Extrayez mot pour mot l'entretien sur la brasserie en entier, sans rien y changer.

→ Texte choisi:
----

Une brasserie a-t-elle besoin d’une taille critique pour être durable ?
Vanneste : « Oui, je le pense. Pour devenir une entreprise durable et atteindre un certain niveau de qualité, une brasserie doit avoir une production annuelle importante, en milliers d’hectolitres. C’est nécessaire pour financer les investissements et attirer les bonnes personnes. C’est pourquoi je m’attends à une nouvelle vague de consolidation dans le bas du marché. Beaucoup de petites brasseries cherchent un repreneur ou un investisseur, mais souvent elles n’en trouvent pas, ce qui les force à arrêter leurs activités. »
Quels sont les objectifs de De Halve Maan pour les prochaines années ?
Vanneste : « Nos principaux investissements sont derrière nous. Maintenant, nous voulons croître de manière prudente, à la fois en Belgique et à l’international. Cette croissance mesurée doit nous permettre de renforcer notre structure et de recruter des personnes qualifiées. L’accent est mis sur une croissance durable, qui crée quelque chose de précieux.

----

(Lignes du jeu de données)
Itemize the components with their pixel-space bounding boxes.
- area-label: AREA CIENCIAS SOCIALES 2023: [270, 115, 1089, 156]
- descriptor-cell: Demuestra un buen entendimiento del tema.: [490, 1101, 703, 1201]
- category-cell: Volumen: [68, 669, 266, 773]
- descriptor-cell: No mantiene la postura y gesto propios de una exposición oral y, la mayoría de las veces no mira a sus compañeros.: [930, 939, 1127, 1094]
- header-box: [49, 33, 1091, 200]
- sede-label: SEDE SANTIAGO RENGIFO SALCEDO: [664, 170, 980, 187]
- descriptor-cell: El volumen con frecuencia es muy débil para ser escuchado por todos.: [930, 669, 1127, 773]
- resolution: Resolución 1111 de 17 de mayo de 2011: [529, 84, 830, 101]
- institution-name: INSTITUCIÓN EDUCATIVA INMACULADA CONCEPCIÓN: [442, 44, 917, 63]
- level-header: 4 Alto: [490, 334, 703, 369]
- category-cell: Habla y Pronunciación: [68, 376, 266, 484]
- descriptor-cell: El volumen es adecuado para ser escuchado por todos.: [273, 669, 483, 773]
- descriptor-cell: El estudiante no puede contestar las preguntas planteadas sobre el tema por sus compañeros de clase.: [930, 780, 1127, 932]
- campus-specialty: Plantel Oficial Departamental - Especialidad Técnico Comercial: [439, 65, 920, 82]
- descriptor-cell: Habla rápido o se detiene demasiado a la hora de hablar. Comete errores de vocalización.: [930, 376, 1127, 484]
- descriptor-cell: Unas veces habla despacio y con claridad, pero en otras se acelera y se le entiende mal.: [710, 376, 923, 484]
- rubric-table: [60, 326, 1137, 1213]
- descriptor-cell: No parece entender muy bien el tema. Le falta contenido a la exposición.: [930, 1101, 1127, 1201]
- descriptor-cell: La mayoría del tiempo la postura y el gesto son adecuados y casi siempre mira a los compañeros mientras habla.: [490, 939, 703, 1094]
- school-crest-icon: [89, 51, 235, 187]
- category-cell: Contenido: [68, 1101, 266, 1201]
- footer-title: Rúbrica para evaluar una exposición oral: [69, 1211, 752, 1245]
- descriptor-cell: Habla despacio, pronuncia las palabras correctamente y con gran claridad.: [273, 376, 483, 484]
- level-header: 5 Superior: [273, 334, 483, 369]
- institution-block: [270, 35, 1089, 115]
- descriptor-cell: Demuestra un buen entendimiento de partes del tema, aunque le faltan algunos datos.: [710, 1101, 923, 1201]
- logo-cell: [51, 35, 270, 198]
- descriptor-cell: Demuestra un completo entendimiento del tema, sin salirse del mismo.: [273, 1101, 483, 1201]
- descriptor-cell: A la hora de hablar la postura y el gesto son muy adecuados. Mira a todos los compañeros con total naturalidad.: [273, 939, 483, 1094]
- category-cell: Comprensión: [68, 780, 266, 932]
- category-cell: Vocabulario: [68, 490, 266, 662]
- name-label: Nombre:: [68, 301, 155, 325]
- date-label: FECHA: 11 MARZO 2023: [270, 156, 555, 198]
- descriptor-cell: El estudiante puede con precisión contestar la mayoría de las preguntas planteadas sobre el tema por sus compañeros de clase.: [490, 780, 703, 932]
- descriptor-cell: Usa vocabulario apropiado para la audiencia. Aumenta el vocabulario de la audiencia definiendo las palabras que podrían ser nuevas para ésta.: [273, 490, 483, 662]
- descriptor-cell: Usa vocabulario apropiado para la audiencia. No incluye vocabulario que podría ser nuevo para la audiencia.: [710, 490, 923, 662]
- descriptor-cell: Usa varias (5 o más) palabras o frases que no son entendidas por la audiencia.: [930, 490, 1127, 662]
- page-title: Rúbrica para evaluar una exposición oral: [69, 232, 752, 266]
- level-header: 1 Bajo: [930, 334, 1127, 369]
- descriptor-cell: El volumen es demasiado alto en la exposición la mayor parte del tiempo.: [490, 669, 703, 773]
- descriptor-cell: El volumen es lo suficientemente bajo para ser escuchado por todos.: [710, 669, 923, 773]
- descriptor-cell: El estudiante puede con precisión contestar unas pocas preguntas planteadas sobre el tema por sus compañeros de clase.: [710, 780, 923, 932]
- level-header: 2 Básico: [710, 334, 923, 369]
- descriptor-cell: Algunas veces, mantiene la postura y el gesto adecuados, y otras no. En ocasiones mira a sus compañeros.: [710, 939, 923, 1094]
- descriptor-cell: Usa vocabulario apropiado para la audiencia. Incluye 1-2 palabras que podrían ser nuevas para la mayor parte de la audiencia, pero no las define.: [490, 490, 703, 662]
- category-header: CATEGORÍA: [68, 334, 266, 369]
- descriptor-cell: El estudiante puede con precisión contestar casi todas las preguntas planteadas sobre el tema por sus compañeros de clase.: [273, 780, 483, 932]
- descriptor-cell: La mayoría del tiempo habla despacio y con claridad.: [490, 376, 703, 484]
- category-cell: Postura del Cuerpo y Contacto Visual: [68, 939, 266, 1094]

----

→ Réponse:
Une brasserie a-t-elle besoin d’une taille critique pour être durable ?
Vanneste : « Oui, je le pense. Pour devenir une entreprise durable et atteindre un certain niveau de qualité, une brasserie doit avoir une production annuelle importante, en milliers d’hectolitres. C’est nécessaire pour financer les investissements et attirer les bonnes personnes. C’est pourquoi je m’attends à une nouvelle vague de consolidation dans le bas du marché. Beaucoup de petites brasseries cherchent un repreneur ou un investisseur, mais souvent elles n’en trouvent pas, ce qui les force à arrêter leurs activités. »
Quels sont les objectifs de De Halve Maan pour les prochaines années ?
Vanneste : « Nos principaux investissements sont derrière nous. Maintenant, nous voulons croître de manière prudente, à la fois en Belgique et à l’international. Cette croissance mesurée doit nous permettre de renforcer notre structure et de recruter des personnes qualifiées. L’accent est mis sur une croissance durable, qui crée quelque chose de précieux.